Task instructions
Reproduce the listing below without changes, except that pictures are left out.
[start of Source material]
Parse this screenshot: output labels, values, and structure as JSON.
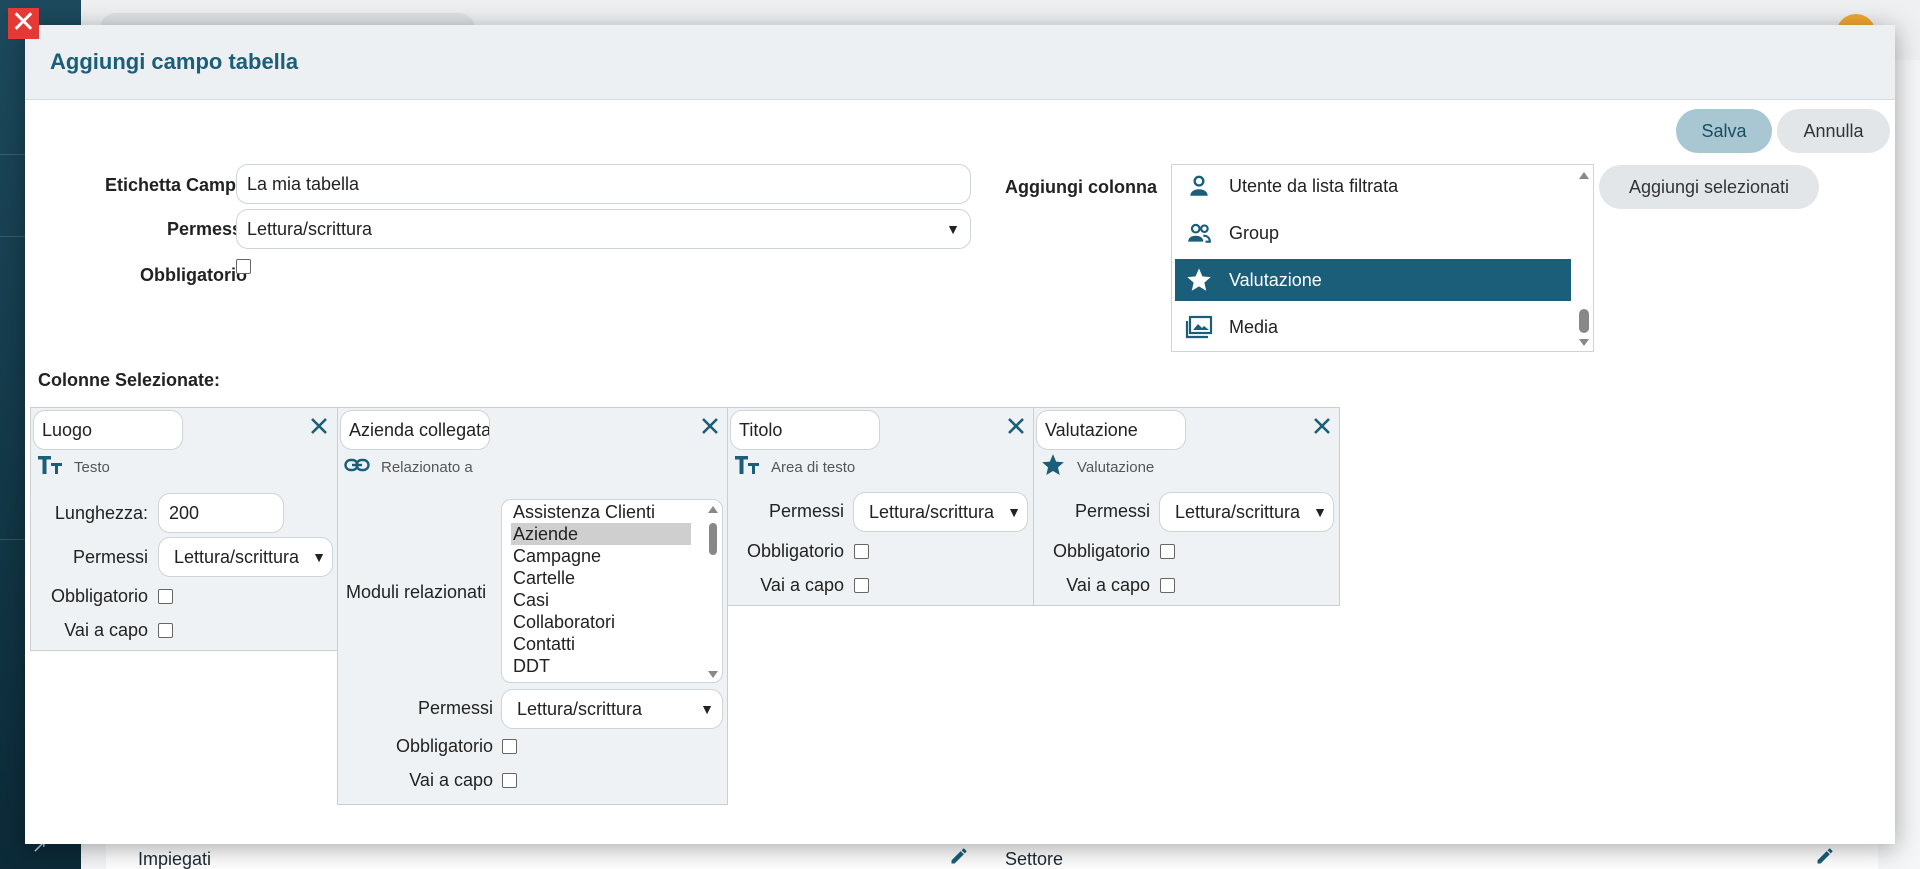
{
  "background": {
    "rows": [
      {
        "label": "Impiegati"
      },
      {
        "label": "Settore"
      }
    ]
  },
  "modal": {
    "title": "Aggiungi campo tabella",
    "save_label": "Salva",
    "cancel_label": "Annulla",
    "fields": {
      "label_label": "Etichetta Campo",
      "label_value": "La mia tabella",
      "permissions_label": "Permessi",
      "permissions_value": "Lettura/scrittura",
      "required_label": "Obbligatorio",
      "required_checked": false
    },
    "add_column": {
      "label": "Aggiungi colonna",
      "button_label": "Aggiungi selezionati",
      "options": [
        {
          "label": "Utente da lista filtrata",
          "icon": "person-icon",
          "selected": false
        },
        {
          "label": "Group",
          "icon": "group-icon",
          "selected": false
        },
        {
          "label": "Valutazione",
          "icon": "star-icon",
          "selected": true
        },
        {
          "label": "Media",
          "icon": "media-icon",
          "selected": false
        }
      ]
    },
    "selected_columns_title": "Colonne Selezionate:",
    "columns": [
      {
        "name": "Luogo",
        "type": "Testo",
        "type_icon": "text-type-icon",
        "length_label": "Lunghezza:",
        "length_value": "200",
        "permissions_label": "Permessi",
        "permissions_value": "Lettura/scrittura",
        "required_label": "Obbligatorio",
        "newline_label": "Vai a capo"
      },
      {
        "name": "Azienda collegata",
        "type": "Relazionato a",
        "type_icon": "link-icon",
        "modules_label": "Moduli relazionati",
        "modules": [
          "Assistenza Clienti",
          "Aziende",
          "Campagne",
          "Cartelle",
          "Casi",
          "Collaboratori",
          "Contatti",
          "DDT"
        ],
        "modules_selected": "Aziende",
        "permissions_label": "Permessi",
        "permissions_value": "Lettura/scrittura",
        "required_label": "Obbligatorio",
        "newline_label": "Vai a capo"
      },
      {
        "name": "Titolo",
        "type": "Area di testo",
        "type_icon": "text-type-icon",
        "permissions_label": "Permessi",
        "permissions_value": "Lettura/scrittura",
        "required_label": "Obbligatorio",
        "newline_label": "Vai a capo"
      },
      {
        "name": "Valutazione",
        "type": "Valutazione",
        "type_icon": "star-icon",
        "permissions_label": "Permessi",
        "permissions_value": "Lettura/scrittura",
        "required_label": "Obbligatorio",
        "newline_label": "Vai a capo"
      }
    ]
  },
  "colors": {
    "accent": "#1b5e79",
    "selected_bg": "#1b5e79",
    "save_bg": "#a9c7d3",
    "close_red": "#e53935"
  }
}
[end of Source material]
Response
Parse this screenshot: output labels, values, and structure as JSON.
{
  "background": {
    "rows": [
      {
        "label": "Impiegati"
      },
      {
        "label": "Settore"
      }
    ]
  },
  "modal": {
    "title": "Aggiungi campo tabella",
    "save_label": "Salva",
    "cancel_label": "Annulla",
    "fields": {
      "label_label": "Etichetta Campo",
      "label_value": "La mia tabella",
      "permissions_label": "Permessi",
      "permissions_value": "Lettura/scrittura",
      "required_label": "Obbligatorio",
      "required_checked": false
    },
    "add_column": {
      "label": "Aggiungi colonna",
      "button_label": "Aggiungi selezionati",
      "options": [
        {
          "label": "Utente da lista filtrata",
          "icon": "person-icon",
          "selected": false
        },
        {
          "label": "Group",
          "icon": "group-icon",
          "selected": false
        },
        {
          "label": "Valutazione",
          "icon": "star-icon",
          "selected": true
        },
        {
          "label": "Media",
          "icon": "media-icon",
          "selected": false
        }
      ]
    },
    "selected_columns_title": "Colonne Selezionate:",
    "columns": [
      {
        "name": "Luogo",
        "type": "Testo",
        "type_icon": "text-type-icon",
        "length_label": "Lunghezza:",
        "length_value": "200",
        "permissions_label": "Permessi",
        "permissions_value": "Lettura/scrittura",
        "required_label": "Obbligatorio",
        "newline_label": "Vai a capo"
      },
      {
        "name": "Azienda collegata",
        "type": "Relazionato a",
        "type_icon": "link-icon",
        "modules_label": "Moduli relazionati",
        "modules": [
          "Assistenza Clienti",
          "Aziende",
          "Campagne",
          "Cartelle",
          "Casi",
          "Collaboratori",
          "Contatti",
          "DDT"
        ],
        "modules_selected": "Aziende",
        "permissions_label": "Permessi",
        "permissions_value": "Lettura/scrittura",
        "required_label": "Obbligatorio",
        "newline_label": "Vai a capo"
      },
      {
        "name": "Titolo",
        "type": "Area di testo",
        "type_icon": "text-type-icon",
        "permissions_label": "Permessi",
        "permissions_value": "Lettura/scrittura",
        "required_label": "Obbligatorio",
        "newline_label": "Vai a capo"
      },
      {
        "name": "Valutazione",
        "type": "Valutazione",
        "type_icon": "star-icon",
        "permissions_label": "Permessi",
        "permissions_value": "Lettura/scrittura",
        "required_label": "Obbligatorio",
        "newline_label": "Vai a capo"
      }
    ]
  },
  "colors": {
    "accent": "#1b5e79",
    "selected_bg": "#1b5e79",
    "save_bg": "#a9c7d3",
    "close_red": "#e53935"
  }
}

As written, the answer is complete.